*Job*: Set the listing down again exactly, please, apart from its pictures.

*Records provided*:
++++++++++

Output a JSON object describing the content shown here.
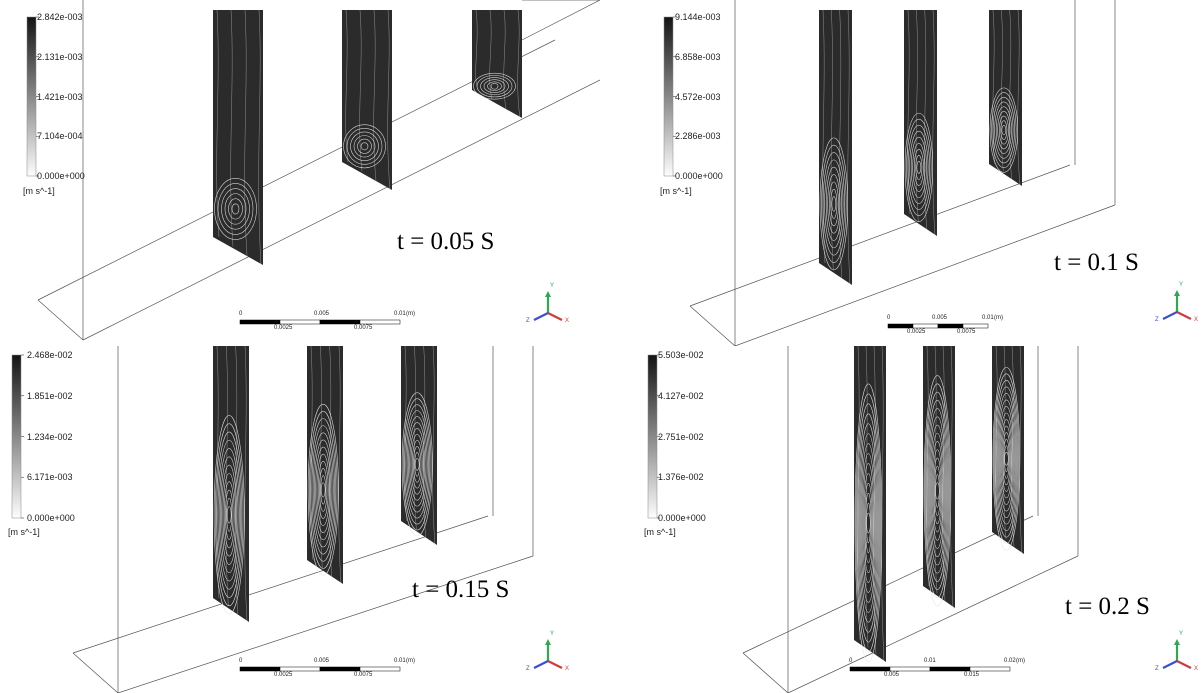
{
  "panels": [
    {
      "id": "p1",
      "time_label": "t = 0.05 S",
      "legend": {
        "ticks": [
          "2.842e-003",
          "2.131e-003",
          "1.421e-003",
          "7.104e-004",
          "0.000e+000"
        ],
        "unit": "[m s^-1]"
      },
      "scale": {
        "top": [
          "0",
          "0.005",
          "0.01",
          "(m)"
        ],
        "bottom": [
          "0.0025",
          "0.0075"
        ]
      },
      "vortex_level": 0.15
    },
    {
      "id": "p2",
      "time_label": "t = 0.1 S",
      "legend": {
        "ticks": [
          "9.144e-003",
          "6.858e-003",
          "4.572e-003",
          "2.286e-003",
          "0.000e+000"
        ],
        "unit": "[m s^-1]"
      },
      "scale": {
        "top": [
          "0",
          "0.005",
          "0.01",
          "(m)"
        ],
        "bottom": [
          "0.0025",
          "0.0075"
        ]
      },
      "vortex_level": 0.45
    },
    {
      "id": "p3",
      "time_label": "t = 0.15 S",
      "legend": {
        "ticks": [
          "2.468e-002",
          "1.851e-002",
          "1.234e-002",
          "6.171e-003",
          "0.000e+000"
        ],
        "unit": "[m s^-1]"
      },
      "scale": {
        "top": [
          "0",
          "0.005",
          "0.01",
          "(m)"
        ],
        "bottom": [
          "0.0025",
          "0.0075"
        ]
      },
      "vortex_level": 0.75
    },
    {
      "id": "p4",
      "time_label": "t = 0.2 S",
      "legend": {
        "ticks": [
          "5.503e-002",
          "4.127e-002",
          "2.751e-002",
          "1.376e-002",
          "0.000e+000"
        ],
        "unit": "[m s^-1]"
      },
      "scale": {
        "top": [
          "0",
          "0.01",
          "0.02",
          "(m)"
        ],
        "bottom": [
          "0.005",
          "0.015"
        ]
      },
      "vortex_level": 0.95
    }
  ],
  "triad": {
    "x": "X",
    "y": "Y",
    "z": "Z"
  },
  "colors": {
    "slab": "#2b2b2b",
    "streamline": "#e8e8e8",
    "box": "#555555",
    "triad_x": "#d23b3b",
    "triad_y": "#2fa84f",
    "triad_z": "#3b4fd2"
  }
}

++++++++++

*Answer to this exercise*:
Output a JSON object describing the content shown here.
{
  "panels": [
    {
      "id": "p1",
      "time_label": "t = 0.05 S",
      "legend": {
        "ticks": [
          "2.842e-003",
          "2.131e-003",
          "1.421e-003",
          "7.104e-004",
          "0.000e+000"
        ],
        "unit": "[m s^-1]"
      },
      "scale": {
        "top": [
          "0",
          "0.005",
          "0.01",
          "(m)"
        ],
        "bottom": [
          "0.0025",
          "0.0075"
        ]
      },
      "vortex_level": 0.15
    },
    {
      "id": "p2",
      "time_label": "t = 0.1 S",
      "legend": {
        "ticks": [
          "9.144e-003",
          "6.858e-003",
          "4.572e-003",
          "2.286e-003",
          "0.000e+000"
        ],
        "unit": "[m s^-1]"
      },
      "scale": {
        "top": [
          "0",
          "0.005",
          "0.01",
          "(m)"
        ],
        "bottom": [
          "0.0025",
          "0.0075"
        ]
      },
      "vortex_level": 0.45
    },
    {
      "id": "p3",
      "time_label": "t = 0.15 S",
      "legend": {
        "ticks": [
          "2.468e-002",
          "1.851e-002",
          "1.234e-002",
          "6.171e-003",
          "0.000e+000"
        ],
        "unit": "[m s^-1]"
      },
      "scale": {
        "top": [
          "0",
          "0.005",
          "0.01",
          "(m)"
        ],
        "bottom": [
          "0.0025",
          "0.0075"
        ]
      },
      "vortex_level": 0.75
    },
    {
      "id": "p4",
      "time_label": "t = 0.2 S",
      "legend": {
        "ticks": [
          "5.503e-002",
          "4.127e-002",
          "2.751e-002",
          "1.376e-002",
          "0.000e+000"
        ],
        "unit": "[m s^-1]"
      },
      "scale": {
        "top": [
          "0",
          "0.01",
          "0.02",
          "(m)"
        ],
        "bottom": [
          "0.005",
          "0.015"
        ]
      },
      "vortex_level": 0.95
    }
  ],
  "triad": {
    "x": "X",
    "y": "Y",
    "z": "Z"
  },
  "colors": {
    "slab": "#2b2b2b",
    "streamline": "#e8e8e8",
    "box": "#555555",
    "triad_x": "#d23b3b",
    "triad_y": "#2fa84f",
    "triad_z": "#3b4fd2"
  }
}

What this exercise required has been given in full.